start Source records

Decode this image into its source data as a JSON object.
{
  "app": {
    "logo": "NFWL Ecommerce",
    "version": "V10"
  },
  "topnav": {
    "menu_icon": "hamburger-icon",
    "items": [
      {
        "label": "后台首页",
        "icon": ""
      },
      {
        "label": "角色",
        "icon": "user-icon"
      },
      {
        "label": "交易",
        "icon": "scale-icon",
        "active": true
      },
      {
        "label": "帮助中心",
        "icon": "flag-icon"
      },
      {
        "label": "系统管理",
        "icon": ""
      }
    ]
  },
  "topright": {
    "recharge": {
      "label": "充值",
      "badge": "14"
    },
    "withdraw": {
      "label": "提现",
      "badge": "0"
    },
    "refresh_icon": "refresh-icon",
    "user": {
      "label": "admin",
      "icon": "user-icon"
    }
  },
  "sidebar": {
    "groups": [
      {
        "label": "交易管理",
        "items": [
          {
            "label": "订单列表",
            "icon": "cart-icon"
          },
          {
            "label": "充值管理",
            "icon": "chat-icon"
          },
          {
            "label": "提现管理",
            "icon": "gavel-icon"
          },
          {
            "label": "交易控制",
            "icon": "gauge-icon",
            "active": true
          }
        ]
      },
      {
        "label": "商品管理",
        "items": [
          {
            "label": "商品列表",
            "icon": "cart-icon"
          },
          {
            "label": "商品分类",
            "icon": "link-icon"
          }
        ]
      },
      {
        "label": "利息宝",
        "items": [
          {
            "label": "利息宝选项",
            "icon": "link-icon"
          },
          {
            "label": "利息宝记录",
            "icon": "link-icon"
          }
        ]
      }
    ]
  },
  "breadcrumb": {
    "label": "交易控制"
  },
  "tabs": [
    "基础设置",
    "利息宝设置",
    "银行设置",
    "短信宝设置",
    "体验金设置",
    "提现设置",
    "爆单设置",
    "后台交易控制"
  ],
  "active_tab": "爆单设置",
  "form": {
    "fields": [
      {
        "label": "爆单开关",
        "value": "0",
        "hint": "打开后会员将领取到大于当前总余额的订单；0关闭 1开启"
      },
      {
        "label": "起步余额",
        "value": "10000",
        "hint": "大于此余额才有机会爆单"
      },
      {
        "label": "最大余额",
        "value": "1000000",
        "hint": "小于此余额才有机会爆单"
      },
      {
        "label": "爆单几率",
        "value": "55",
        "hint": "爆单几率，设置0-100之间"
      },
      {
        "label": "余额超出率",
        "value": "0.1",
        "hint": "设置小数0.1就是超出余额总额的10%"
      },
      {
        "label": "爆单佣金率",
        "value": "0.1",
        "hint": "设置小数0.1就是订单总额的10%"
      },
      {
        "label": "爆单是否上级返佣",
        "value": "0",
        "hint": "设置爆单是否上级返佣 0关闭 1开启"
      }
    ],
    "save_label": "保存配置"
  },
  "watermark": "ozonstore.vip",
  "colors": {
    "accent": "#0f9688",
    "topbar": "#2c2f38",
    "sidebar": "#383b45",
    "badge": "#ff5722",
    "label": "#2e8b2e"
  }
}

end Source records

Aim -> Copy every line from the records above that contains the word "hint".

Answer to this task ->
        "hint": "打开后会员将领取到大于当前总余额的订单；0关闭 1开启"
        "hint": "大于此余额才有机会爆单"
        "hint": "小于此余额才有机会爆单"
        "hint": "爆单几率，设置0-100之间"
        "hint": "设置小数0.1就是超出余额总额的10%"
        "hint": "设置小数0.1就是订单总额的10%"
        "hint": "设置爆单是否上级返佣 0关闭 1开启"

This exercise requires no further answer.